> _TEXT EXCERPT_
^^^^^^^^
When “addr” is 001 or 011, “out” should be 00. Now, assume that “addr” is x11. What branch will be selected by the “casex” statement? You may say that none of 101, 111, or 0?1 match x11 so the default branch should be chosen and "out" should be 00. However, as mentioned above, the bit locations that contain z or x values will be masked no matter they are in the branch expression or in the expression within the parentheses after the “casex” statement. Therefore, the comparisons will ignore the MSB (because addr=x11) and the other two bits will determine the case branch. Hence, out=2’b01 (this corresponds to the first branch that leads to a match when ignoring the MSB). Figure 3 below shows an ISE simulation of this example.

Figure 3

We have to be very careful if our code has “casex” statements because an unknown input can choose a branch erroneously and we may fail to recognize the problem. As discussed in the next section, we can use a “casez” statement as a partial solution to this problem.
^^^^^^^^
> _DATA PROVIDED_
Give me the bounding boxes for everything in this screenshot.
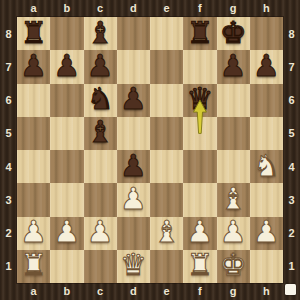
- file-label-top-g: g: [217, 0, 250, 17]
- square-a3[interactable]: [17, 183, 50, 216]
- square-d5[interactable]: [117, 117, 150, 150]
- rank-label-right-6: 6: [283, 84, 300, 117]
- square-d6[interactable]: ♟: [117, 84, 150, 117]
- file-label-bottom-h: h: [250, 283, 283, 300]
- square-c6[interactable]: ♞: [84, 84, 117, 117]
- rank-label-left-2: 2: [0, 217, 17, 250]
- rank-label-left-4: 4: [0, 150, 17, 183]
- piece-white-bishop[interactable]: ♝: [153, 217, 180, 247]
- piece-black-king[interactable]: ♚: [220, 18, 247, 48]
- piece-black-bishop[interactable]: ♝: [87, 117, 114, 147]
- piece-black-pawn[interactable]: ♟: [120, 151, 147, 181]
- rank-labels-left: 87654321: [0, 17, 17, 283]
- square-c7[interactable]: ♟: [84, 50, 117, 83]
- file-label-top-b: b: [50, 0, 83, 17]
- piece-black-pawn[interactable]: ♟: [120, 84, 147, 114]
- piece-black-pawn[interactable]: ♟: [53, 51, 80, 81]
- square-h2[interactable]: ♟: [250, 217, 283, 250]
- square-g5[interactable]: [217, 117, 250, 150]
- file-labels-bottom: abcdefgh: [17, 283, 283, 300]
- file-label-top-a: a: [17, 0, 50, 17]
- square-f7[interactable]: [183, 50, 216, 83]
- square-g7[interactable]: ♟: [217, 50, 250, 83]
- square-h6[interactable]: [250, 84, 283, 117]
- square-d3[interactable]: ♟: [117, 183, 150, 216]
- rank-label-right-3: 3: [283, 183, 300, 216]
- rank-label-left-7: 7: [0, 50, 17, 83]
- chess-board-widget: abcdefgh abcdefgh 87654321 87654321 ♜♝♜♚…: [0, 0, 300, 300]
- piece-black-pawn[interactable]: ♟: [20, 51, 47, 81]
- square-d1[interactable]: ♛: [117, 250, 150, 283]
- square-e2[interactable]: ♝: [150, 217, 183, 250]
- file-label-top-f: f: [183, 0, 216, 17]
- square-c1[interactable]: [84, 250, 117, 283]
- square-h7[interactable]: ♟: [250, 50, 283, 83]
- square-g6[interactable]: [217, 84, 250, 117]
- square-f5[interactable]: [183, 117, 216, 150]
- piece-white-pawn[interactable]: ♟: [53, 217, 80, 247]
- square-e3[interactable]: [150, 183, 183, 216]
- rank-label-right-5: 5: [283, 117, 300, 150]
- piece-white-pawn[interactable]: ♟: [220, 217, 247, 247]
- square-e1[interactable]: [150, 250, 183, 283]
- rank-label-left-5: 5: [0, 117, 17, 150]
- square-c4[interactable]: [84, 150, 117, 183]
- square-h3[interactable]: [250, 183, 283, 216]
- piece-black-pawn[interactable]: ♟: [220, 51, 247, 81]
- file-label-top-d: d: [117, 0, 150, 17]
- piece-black-rook[interactable]: ♜: [186, 18, 213, 48]
- square-b4[interactable]: [50, 150, 83, 183]
- rank-label-right-4: 4: [283, 150, 300, 183]
- square-b5[interactable]: [50, 117, 83, 150]
- square-e7[interactable]: [150, 50, 183, 83]
- piece-white-rook[interactable]: ♜: [20, 250, 47, 280]
- square-b7[interactable]: ♟: [50, 50, 83, 83]
- square-a2[interactable]: ♟: [17, 217, 50, 250]
- rank-label-left-1: 1: [0, 250, 17, 283]
- square-f1[interactable]: ♜: [183, 250, 216, 283]
- square-d7[interactable]: [117, 50, 150, 83]
- square-g4[interactable]: [217, 150, 250, 183]
- file-label-bottom-f: f: [183, 283, 216, 300]
- rank-label-right-2: 2: [283, 217, 300, 250]
- square-c3[interactable]: [84, 183, 117, 216]
- piece-white-pawn[interactable]: ♟: [186, 217, 213, 247]
- rank-label-right-8: 8: [283, 17, 300, 50]
- square-a5[interactable]: [17, 117, 50, 150]
- piece-white-pawn[interactable]: ♟: [20, 217, 47, 247]
- square-a7[interactable]: ♟: [17, 50, 50, 83]
- piece-white-bishop[interactable]: ♝: [220, 184, 247, 214]
- square-c5[interactable]: ♝: [84, 117, 117, 150]
- file-label-bottom-d: d: [117, 283, 150, 300]
- rank-label-right-7: 7: [283, 50, 300, 83]
- square-f8[interactable]: ♜: [183, 17, 216, 50]
- file-label-bottom-c: c: [84, 283, 117, 300]
- square-e6[interactable]: [150, 84, 183, 117]
- piece-white-rook[interactable]: ♜: [186, 250, 213, 280]
- piece-black-queen[interactable]: ♛: [186, 84, 213, 114]
- square-b3[interactable]: [50, 183, 83, 216]
- file-label-top-h: h: [250, 0, 283, 17]
- square-g8[interactable]: ♚: [217, 17, 250, 50]
- piece-white-queen[interactable]: ♛: [120, 250, 147, 280]
- square-h8[interactable]: [250, 17, 283, 50]
- piece-white-king[interactable]: ♚: [220, 250, 247, 280]
- white-to-move-indicator: [285, 284, 296, 295]
- square-f4[interactable]: [183, 150, 216, 183]
- square-a8[interactable]: ♜: [17, 17, 50, 50]
- rank-label-right-1: 1: [283, 250, 300, 283]
- piece-white-pawn[interactable]: ♟: [253, 217, 280, 247]
- square-f2[interactable]: ♟: [183, 217, 216, 250]
- square-f3[interactable]: [183, 183, 216, 216]
- file-label-top-c: c: [84, 0, 117, 17]
- square-b2[interactable]: ♟: [50, 217, 83, 250]
- file-label-bottom-e: e: [150, 283, 183, 300]
- file-label-bottom-b: b: [50, 283, 83, 300]
- file-labels-top: abcdefgh: [17, 0, 283, 17]
- square-h1[interactable]: [250, 250, 283, 283]
- file-label-bottom-a: a: [17, 283, 50, 300]
- square-f6[interactable]: ♛: [183, 84, 216, 117]
- rank-label-left-8: 8: [0, 17, 17, 50]
- piece-black-pawn[interactable]: ♟: [253, 51, 280, 81]
- board: ♜♝♜♚♟♟♟♟♟♞♟♛♝♟♞♟♝♟♟♟♝♟♟♟♜♛♜♚: [17, 17, 283, 283]
- file-label-top-e: e: [150, 0, 183, 17]
- piece-white-knight[interactable]: ♞: [253, 151, 280, 181]
- square-g2[interactable]: ♟: [217, 217, 250, 250]
- square-b6[interactable]: [50, 84, 83, 117]
- square-g3[interactable]: ♝: [217, 183, 250, 216]
- piece-black-knight[interactable]: ♞: [87, 84, 114, 114]
- piece-white-pawn[interactable]: ♟: [120, 184, 147, 214]
- square-a6[interactable]: [17, 84, 50, 117]
- square-e8[interactable]: [150, 17, 183, 50]
- square-a1[interactable]: ♜: [17, 250, 50, 283]
- square-h5[interactable]: [250, 117, 283, 150]
- rank-label-left-6: 6: [0, 84, 17, 117]
- square-b1[interactable]: [50, 250, 83, 283]
- square-e4[interactable]: [150, 150, 183, 183]
- rank-label-left-3: 3: [0, 183, 17, 216]
- piece-black-rook[interactable]: ♜: [20, 18, 47, 48]
- piece-white-pawn[interactable]: ♟: [87, 217, 114, 247]
- square-d4[interactable]: ♟: [117, 150, 150, 183]
- piece-black-bishop[interactable]: ♝: [87, 18, 114, 48]
- square-d8[interactable]: [117, 17, 150, 50]
- square-a4[interactable]: [17, 150, 50, 183]
- piece-black-pawn[interactable]: ♟: [87, 51, 114, 81]
- rank-labels-right: 87654321: [283, 17, 300, 283]
- square-b8[interactable]: [50, 17, 83, 50]
- square-c8[interactable]: ♝: [84, 17, 117, 50]
- file-label-bottom-g: g: [217, 283, 250, 300]
- square-e5[interactable]: [150, 117, 183, 150]
- square-g1[interactable]: ♚: [217, 250, 250, 283]
- square-c2[interactable]: ♟: [84, 217, 117, 250]
- square-h4[interactable]: ♞: [250, 150, 283, 183]
- square-d2[interactable]: [117, 217, 150, 250]
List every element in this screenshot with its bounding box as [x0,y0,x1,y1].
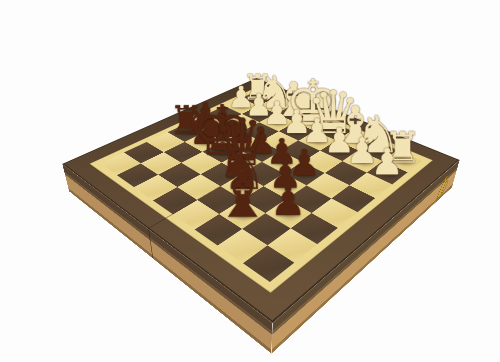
chess-set-photo: ♜♞♝♚♛♝♞♜♟♟♟♟♟♟♟♟♟♟♟♟♟♟♜♞♚♛♟♞♟♝ [0,0,500,362]
hinge-seam-side [148,229,153,259]
chess-board-box: ♜♞♝♚♛♝♞♜♟♟♟♟♟♟♟♟♟♟♟♟♟♟♜♞♚♛♟♞♟♝ [62,78,459,323]
board-top-surface: ♜♞♝♚♛♝♞♜♟♟♟♟♟♟♟♟♟♟♟♟♟♟♜♞♚♛♟♞♟♝ [62,78,459,323]
square-e7 [177,174,220,200]
board-margin-strip: ♜♞♝♚♛♝♞♜♟♟♟♟♟♟♟♟♟♟♟♟♟♟♜♞♚♛♟♞♟♝ [90,87,433,293]
square-h7 [124,142,163,163]
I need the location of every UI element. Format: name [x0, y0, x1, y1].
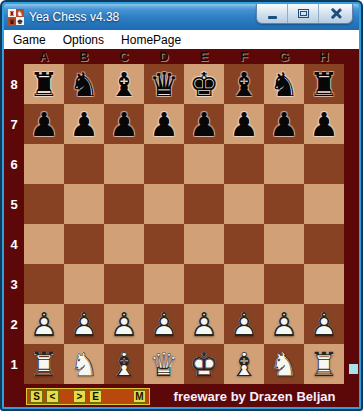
- square-h5[interactable]: [304, 184, 344, 224]
- piece-black-pawn: ♟: [64, 104, 104, 144]
- square-a8[interactable]: ♜: [24, 64, 64, 104]
- white-piece-outline: ♘: [264, 344, 304, 384]
- square-c6[interactable]: [104, 144, 144, 184]
- piece-white-pawn: ♟♙: [144, 304, 184, 344]
- piece-white-pawn: ♟♙: [104, 304, 144, 344]
- square-e8[interactable]: ♚: [184, 64, 224, 104]
- white-piece-outline: ♙: [304, 304, 344, 344]
- square-d3[interactable]: [144, 264, 184, 304]
- white-piece-outline: ♔: [184, 344, 224, 384]
- square-a6[interactable]: [24, 144, 64, 184]
- square-d2[interactable]: ♟♙: [144, 304, 184, 344]
- square-b2[interactable]: ♟♙: [64, 304, 104, 344]
- square-g5[interactable]: [264, 184, 304, 224]
- status-button-prev[interactable]: <: [46, 390, 59, 403]
- black-piece-glyph: ♝: [104, 64, 144, 104]
- white-piece-outline: ♙: [144, 304, 184, 344]
- square-d7[interactable]: ♟: [144, 104, 184, 144]
- square-b8[interactable]: ♞: [64, 64, 104, 104]
- square-h3[interactable]: [304, 264, 344, 304]
- rank-label-6: 6: [4, 144, 24, 184]
- white-piece-outline: ♙: [24, 304, 64, 344]
- black-piece-glyph: ♟: [184, 104, 224, 144]
- square-e5[interactable]: [184, 184, 224, 224]
- white-piece-outline: ♗: [224, 344, 264, 384]
- piece-white-knight: ♞♘: [64, 344, 104, 384]
- white-piece-outline: ♕: [144, 344, 184, 384]
- piece-black-pawn: ♟: [24, 104, 64, 144]
- file-label-e: E: [184, 49, 224, 64]
- minimize-button[interactable]: [257, 4, 288, 23]
- rank-label-1: 1: [4, 344, 24, 384]
- white-piece-outline: ♘: [64, 344, 104, 384]
- white-piece-outline: ♖: [304, 344, 344, 384]
- piece-black-rook: ♜: [304, 64, 344, 104]
- square-h7[interactable]: ♟: [304, 104, 344, 144]
- square-c8[interactable]: ♝: [104, 64, 144, 104]
- title-bar[interactable]: ♜ ♞ ♛ ♚ Yea Chess v4.38: [4, 4, 359, 30]
- square-d6[interactable]: [144, 144, 184, 184]
- rank-label-7: 7: [4, 104, 24, 144]
- status-bar: S<>EM freeware by Drazen Beljan: [4, 384, 359, 408]
- square-a5[interactable]: [24, 184, 64, 224]
- window-controls: [256, 4, 353, 24]
- board-grid: 8♜♞♝♛♚♝♞♜7♟♟♟♟♟♟♟♟65432♟♙♟♙♟♙♟♙♟♙♟♙♟♙♟♙1…: [4, 64, 359, 384]
- square-b4[interactable]: [64, 224, 104, 264]
- piece-black-pawn: ♟: [264, 104, 304, 144]
- piece-white-rook: ♜♖: [304, 344, 344, 384]
- white-piece-outline: ♗: [104, 344, 144, 384]
- square-c7[interactable]: ♟: [104, 104, 144, 144]
- square-f7[interactable]: ♟: [224, 104, 264, 144]
- maximize-icon: [298, 9, 309, 18]
- black-piece-glyph: ♜: [304, 64, 344, 104]
- piece-white-queen: ♛♕: [144, 344, 184, 384]
- black-piece-glyph: ♛: [144, 64, 184, 104]
- square-e1[interactable]: ♚♔: [184, 344, 224, 384]
- piece-white-pawn: ♟♙: [264, 304, 304, 344]
- white-piece-outline: ♖: [24, 344, 64, 384]
- black-piece-glyph: ♝: [224, 64, 264, 104]
- square-d5[interactable]: [144, 184, 184, 224]
- square-d4[interactable]: [144, 224, 184, 264]
- piece-black-pawn: ♟: [144, 104, 184, 144]
- piece-white-pawn: ♟♙: [304, 304, 344, 344]
- maximize-button[interactable]: [288, 4, 319, 23]
- piece-black-pawn: ♟: [224, 104, 264, 144]
- square-f5[interactable]: [224, 184, 264, 224]
- black-piece-glyph: ♟: [104, 104, 144, 144]
- square-c2[interactable]: ♟♙: [104, 304, 144, 344]
- square-h8[interactable]: ♜: [304, 64, 344, 104]
- square-e2[interactable]: ♟♙: [184, 304, 224, 344]
- svg-text:♛: ♛: [9, 18, 15, 25]
- close-icon: [329, 7, 342, 20]
- black-piece-glyph: ♜: [24, 64, 64, 104]
- square-a2[interactable]: ♟♙: [24, 304, 64, 344]
- piece-white-rook: ♜♖: [24, 344, 64, 384]
- square-b7[interactable]: ♟: [64, 104, 104, 144]
- file-label-h: H: [304, 49, 344, 64]
- square-f6[interactable]: [224, 144, 264, 184]
- square-c5[interactable]: [104, 184, 144, 224]
- navigation-panel: S<>EM: [26, 388, 150, 405]
- square-h1[interactable]: ♜♖: [304, 344, 344, 384]
- square-g3[interactable]: [264, 264, 304, 304]
- menu-bar: GameOptionsHomePage: [4, 30, 359, 49]
- black-piece-glyph: ♟: [24, 104, 64, 144]
- close-button[interactable]: [319, 4, 352, 23]
- rank-label-2: 2: [4, 304, 24, 344]
- square-f8[interactable]: ♝: [224, 64, 264, 104]
- square-e6[interactable]: [184, 144, 224, 184]
- square-c1[interactable]: ♝♗: [104, 344, 144, 384]
- black-piece-glyph: ♟: [144, 104, 184, 144]
- file-label-a: A: [24, 49, 64, 64]
- menu-options[interactable]: Options: [56, 33, 111, 47]
- status-button-e[interactable]: E: [89, 390, 102, 403]
- square-g4[interactable]: [264, 224, 304, 264]
- piece-white-bishop: ♝♗: [224, 344, 264, 384]
- file-label-c: C: [104, 49, 144, 64]
- square-f4[interactable]: [224, 224, 264, 264]
- black-piece-glyph: ♞: [264, 64, 304, 104]
- rank-label-5: 5: [4, 184, 24, 224]
- white-piece-outline: ♙: [64, 304, 104, 344]
- square-d1[interactable]: ♛♕: [144, 344, 184, 384]
- white-piece-outline: ♙: [184, 304, 224, 344]
- white-piece-outline: ♙: [104, 304, 144, 344]
- file-label-d: D: [144, 49, 184, 64]
- piece-black-knight: ♞: [64, 64, 104, 104]
- square-a1[interactable]: ♜♖: [24, 344, 64, 384]
- window-title: Yea Chess v4.38: [29, 10, 119, 24]
- square-f3[interactable]: [224, 264, 264, 304]
- piece-white-pawn: ♟♙: [184, 304, 224, 344]
- file-label-f: F: [224, 49, 264, 64]
- piece-black-bishop: ♝: [104, 64, 144, 104]
- status-button-m[interactable]: M: [133, 390, 146, 403]
- menu-homepage[interactable]: HomePage: [114, 33, 188, 47]
- black-piece-glyph: ♚: [184, 64, 224, 104]
- square-g1[interactable]: ♞♘: [264, 344, 304, 384]
- square-f1[interactable]: ♝♗: [224, 344, 264, 384]
- square-a4[interactable]: [24, 224, 64, 264]
- square-e3[interactable]: [184, 264, 224, 304]
- svg-text:♚: ♚: [17, 18, 23, 25]
- piece-black-pawn: ♟: [184, 104, 224, 144]
- square-h6[interactable]: [304, 144, 344, 184]
- piece-white-pawn: ♟♙: [24, 304, 64, 344]
- piece-black-bishop: ♝: [224, 64, 264, 104]
- square-c3[interactable]: [104, 264, 144, 304]
- black-piece-glyph: ♞: [64, 64, 104, 104]
- black-piece-glyph: ♟: [264, 104, 304, 144]
- board-frame: ABCDEFGH 8♜♞♝♛♚♝♞♜7♟♟♟♟♟♟♟♟65432♟♙♟♙♟♙♟♙…: [4, 49, 359, 384]
- window-resize-grip[interactable]: [349, 364, 358, 374]
- square-g2[interactable]: ♟♙: [264, 304, 304, 344]
- white-piece-outline: ♙: [264, 304, 304, 344]
- square-e4[interactable]: [184, 224, 224, 264]
- file-label-b: B: [64, 49, 104, 64]
- square-a3[interactable]: [24, 264, 64, 304]
- rank-label-3: 3: [4, 264, 24, 304]
- rank-label-8: 8: [4, 64, 24, 104]
- piece-black-rook: ♜: [24, 64, 64, 104]
- piece-black-pawn: ♟: [304, 104, 344, 144]
- piece-white-king: ♚♔: [184, 344, 224, 384]
- square-b3[interactable]: [64, 264, 104, 304]
- square-c4[interactable]: [104, 224, 144, 264]
- rank-label-4: 4: [4, 224, 24, 264]
- square-b6[interactable]: [64, 144, 104, 184]
- square-b1[interactable]: ♞♘: [64, 344, 104, 384]
- black-piece-glyph: ♟: [64, 104, 104, 144]
- piece-white-knight: ♞♘: [264, 344, 304, 384]
- app-window: ♜ ♞ ♛ ♚ Yea Chess v4.38 GameOptionsHomeP…: [0, 0, 363, 411]
- piece-black-king: ♚: [184, 64, 224, 104]
- square-d8[interactable]: ♛: [144, 64, 184, 104]
- status-button-s[interactable]: S: [30, 390, 43, 403]
- square-h4[interactable]: [304, 224, 344, 264]
- square-g7[interactable]: ♟: [264, 104, 304, 144]
- black-piece-glyph: ♟: [224, 104, 264, 144]
- white-piece-outline: ♙: [224, 304, 264, 344]
- piece-white-pawn: ♟♙: [64, 304, 104, 344]
- square-a7[interactable]: ♟: [24, 104, 64, 144]
- square-e7[interactable]: ♟: [184, 104, 224, 144]
- svg-text:♜: ♜: [9, 10, 15, 18]
- black-piece-glyph: ♟: [304, 104, 344, 144]
- square-g6[interactable]: [264, 144, 304, 184]
- piece-black-queen: ♛: [144, 64, 184, 104]
- piece-white-bishop: ♝♗: [104, 344, 144, 384]
- square-b5[interactable]: [64, 184, 104, 224]
- files-row: ABCDEFGH: [4, 49, 359, 64]
- file-label-g: G: [264, 49, 304, 64]
- app-icon: ♜ ♞ ♛ ♚: [8, 9, 24, 25]
- credit-text: freeware by Drazen Beljan: [150, 389, 359, 404]
- status-button-next[interactable]: >: [73, 390, 86, 403]
- minimize-icon: [268, 16, 277, 19]
- window-frame: ♜ ♞ ♛ ♚ Yea Chess v4.38 GameOptionsHomeP…: [2, 2, 361, 409]
- piece-white-pawn: ♟♙: [224, 304, 264, 344]
- square-h2[interactable]: ♟♙: [304, 304, 344, 344]
- piece-black-knight: ♞: [264, 64, 304, 104]
- square-g8[interactable]: ♞: [264, 64, 304, 104]
- menu-game[interactable]: Game: [6, 33, 53, 47]
- svg-text:♞: ♞: [17, 10, 23, 18]
- square-f2[interactable]: ♟♙: [224, 304, 264, 344]
- piece-black-pawn: ♟: [104, 104, 144, 144]
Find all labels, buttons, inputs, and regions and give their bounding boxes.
^^^^^^^^
> _STATED TASK A_
Answer these from the text about casex statements:
(i) What should "out" be when "addr" is 001 or 011?
(ii) What value does "out" get when "addr" is x11?
(iii) Which statement does the text offer as a partial solution to the casex problem?
> _STATED TASK B_
In the entries, rewrite the lines from the line with "chess-set-photo: ♜♞♝♚♛♝♞♜♟♟♟♟♟♟♟♟♟♟♟♟♟♟♜♞♚♛♟♞♟♝ [0,0,500,362]" to the line with "I need the location" as a Markdown table with the columns No. and Line, leaving out any blank lines.

> _WRITTEN REPLY A_
(i) 00
(ii) 2’b01
(iii) A “casez” statement

> _WRITTEN REPLY B_
| No. | Line |
|---|---|
| 1 | chess-set-photo: ♜♞♝♚♛♝♞♜♟♟♟♟♟♟♟♟♟♟♟♟♟♟♜♞♚♛♟♞♟♝ [0,0,500,362] |
| 2 | hinge-seam-side [148,229,153,259] |
| 3 | chess-board-box: ♜♞♝♚♛♝♞♜♟♟♟♟♟♟♟♟♟♟♟♟♟♟♜♞♚♛♟♞♟♝ [62,78,459,323] |
| 4 | board-top-surface: ♜♞♝♚♛♝♞♜♟♟♟♟♟♟♟♟♟♟♟♟♟♟♜♞♚♛♟♞♟♝ [62,78,459,323] |
| 5 | square-e7 [177,174,220,200] |
| 6 | board-margin-strip: ♜♞♝♚♛♝♞♜♟♟♟♟♟♟♟♟♟♟♟♟♟♟♜♞♚♛♟♞♟♝ [90,87,433,293] |
| 7 | square-h7 [124,142,163,163] |
| 8 | I need the location of every UI element. Format: name [x0, y0, x1, y1]. |